[Start of Input records]
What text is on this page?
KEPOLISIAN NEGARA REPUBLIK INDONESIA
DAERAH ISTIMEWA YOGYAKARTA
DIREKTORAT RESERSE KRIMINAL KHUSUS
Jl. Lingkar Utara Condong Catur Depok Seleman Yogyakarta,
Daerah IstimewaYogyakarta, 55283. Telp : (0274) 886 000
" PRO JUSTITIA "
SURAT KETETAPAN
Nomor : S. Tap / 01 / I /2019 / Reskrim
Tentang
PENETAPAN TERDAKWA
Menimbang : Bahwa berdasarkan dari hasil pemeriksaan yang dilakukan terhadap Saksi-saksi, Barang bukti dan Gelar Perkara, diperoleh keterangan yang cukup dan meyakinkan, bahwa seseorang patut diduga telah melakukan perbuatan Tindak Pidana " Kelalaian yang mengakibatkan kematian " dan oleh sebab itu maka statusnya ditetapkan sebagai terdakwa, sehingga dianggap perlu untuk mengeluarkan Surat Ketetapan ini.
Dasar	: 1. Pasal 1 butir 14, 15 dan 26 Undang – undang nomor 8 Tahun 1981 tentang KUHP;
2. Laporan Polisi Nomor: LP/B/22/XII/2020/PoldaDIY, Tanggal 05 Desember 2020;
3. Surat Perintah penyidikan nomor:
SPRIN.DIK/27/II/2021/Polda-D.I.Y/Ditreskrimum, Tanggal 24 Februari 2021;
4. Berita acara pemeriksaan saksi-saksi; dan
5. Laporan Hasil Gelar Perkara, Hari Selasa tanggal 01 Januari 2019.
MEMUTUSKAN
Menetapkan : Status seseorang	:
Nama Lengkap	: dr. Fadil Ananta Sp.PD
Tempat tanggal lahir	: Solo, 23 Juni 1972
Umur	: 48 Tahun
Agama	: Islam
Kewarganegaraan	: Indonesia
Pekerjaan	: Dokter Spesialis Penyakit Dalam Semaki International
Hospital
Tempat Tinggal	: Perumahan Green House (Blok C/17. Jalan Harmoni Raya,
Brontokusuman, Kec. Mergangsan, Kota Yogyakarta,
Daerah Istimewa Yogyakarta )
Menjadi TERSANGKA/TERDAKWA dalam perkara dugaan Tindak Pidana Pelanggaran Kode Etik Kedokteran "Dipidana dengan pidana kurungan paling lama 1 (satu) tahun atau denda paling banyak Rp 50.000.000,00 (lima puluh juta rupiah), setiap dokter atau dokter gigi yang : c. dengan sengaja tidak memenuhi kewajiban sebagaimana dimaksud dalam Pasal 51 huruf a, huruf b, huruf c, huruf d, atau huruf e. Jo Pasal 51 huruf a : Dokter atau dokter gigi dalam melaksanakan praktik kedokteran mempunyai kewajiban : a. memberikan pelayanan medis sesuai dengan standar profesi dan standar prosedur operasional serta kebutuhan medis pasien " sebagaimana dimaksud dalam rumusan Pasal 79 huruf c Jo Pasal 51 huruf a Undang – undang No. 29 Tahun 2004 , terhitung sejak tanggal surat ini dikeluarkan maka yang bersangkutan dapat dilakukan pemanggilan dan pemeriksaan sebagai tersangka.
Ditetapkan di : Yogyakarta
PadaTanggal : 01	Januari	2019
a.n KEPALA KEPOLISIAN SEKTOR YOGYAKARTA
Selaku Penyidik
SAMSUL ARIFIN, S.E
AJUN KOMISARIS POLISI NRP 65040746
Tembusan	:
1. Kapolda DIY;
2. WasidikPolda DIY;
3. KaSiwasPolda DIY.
[End of Input records]
**Work to complete**. Set every line of the listing down word for word.

**Solution**.
What text is on this page?
KEPOLISIAN NEGARA REPUBLIK INDONESIA
DAERAH ISTIMEWA YOGYAKARTA
DIREKTORAT RESERSE KRIMINAL KHUSUS
Jl. Lingkar Utara Condong Catur Depok Seleman Yogyakarta,
Daerah IstimewaYogyakarta, 55283. Telp : (0274) 886 000
" PRO JUSTITIA "
SURAT KETETAPAN
Nomor : S. Tap / 01 / I /2019 / Reskrim
Tentang
PENETAPAN TERDAKWA
Menimbang : Bahwa berdasarkan dari hasil pemeriksaan yang dilakukan terhadap Saksi-saksi, Barang bukti dan Gelar Perkara, diperoleh keterangan yang cukup dan meyakinkan, bahwa seseorang patut diduga telah melakukan perbuatan Tindak Pidana " Kelalaian yang mengakibatkan kematian " dan oleh sebab itu maka statusnya ditetapkan sebagai terdakwa, sehingga dianggap perlu untuk mengeluarkan Surat Ketetapan ini.
Dasar	: 1. Pasal 1 butir 14, 15 dan 26 Undang – undang nomor 8 Tahun 1981 tentang KUHP;
2. Laporan Polisi Nomor: LP/B/22/XII/2020/PoldaDIY, Tanggal 05 Desember 2020;
3. Surat Perintah penyidikan nomor:
SPRIN.DIK/27/II/2021/Polda-D.I.Y/Ditreskrimum, Tanggal 24 Februari 2021;
4. Berita acara pemeriksaan saksi-saksi; dan
5. Laporan Hasil Gelar Perkara, Hari Selasa tanggal 01 Januari 2019.
MEMUTUSKAN
Menetapkan : Status seseorang	:
Nama Lengkap	: dr. Fadil Ananta Sp.PD
Tempat tanggal lahir	: Solo, 23 Juni 1972
Umur	: 48 Tahun
Agama	: Islam
Kewarganegaraan	: Indonesia
Pekerjaan	: Dokter Spesialis Penyakit Dalam Semaki International
Hospital
Tempat Tinggal	: Perumahan Green House (Blok C/17. Jalan Harmoni Raya,
Brontokusuman, Kec. Mergangsan, Kota Yogyakarta,
Daerah Istimewa Yogyakarta )
Menjadi TERSANGKA/TERDAKWA dalam perkara dugaan Tindak Pidana Pelanggaran Kode Etik Kedokteran "Dipidana dengan pidana kurungan paling lama 1 (satu) tahun atau denda paling banyak Rp 50.000.000,00 (lima puluh juta rupiah), setiap dokter atau dokter gigi yang : c. dengan sengaja tidak memenuhi kewajiban sebagaimana dimaksud dalam Pasal 51 huruf a, huruf b, huruf c, huruf d, atau huruf e. Jo Pasal 51 huruf a : Dokter atau dokter gigi dalam melaksanakan praktik kedokteran mempunyai kewajiban : a. memberikan pelayanan medis sesuai dengan standar profesi dan standar prosedur operasional serta kebutuhan medis pasien " sebagaimana dimaksud dalam rumusan Pasal 79 huruf c Jo Pasal 51 huruf a Undang – undang No. 29 Tahun 2004 , terhitung sejak tanggal surat ini dikeluarkan maka yang bersangkutan dapat dilakukan pemanggilan dan pemeriksaan sebagai tersangka.
Ditetapkan di : Yogyakarta
PadaTanggal : 01	Januari	2019
a.n KEPALA KEPOLISIAN SEKTOR YOGYAKARTA
Selaku Penyidik
SAMSUL ARIFIN, S.E
AJUN KOMISARIS POLISI NRP 65040746
Tembusan	:
1. Kapolda DIY;
2. WasidikPolda DIY;
3. KaSiwasPolda DIY.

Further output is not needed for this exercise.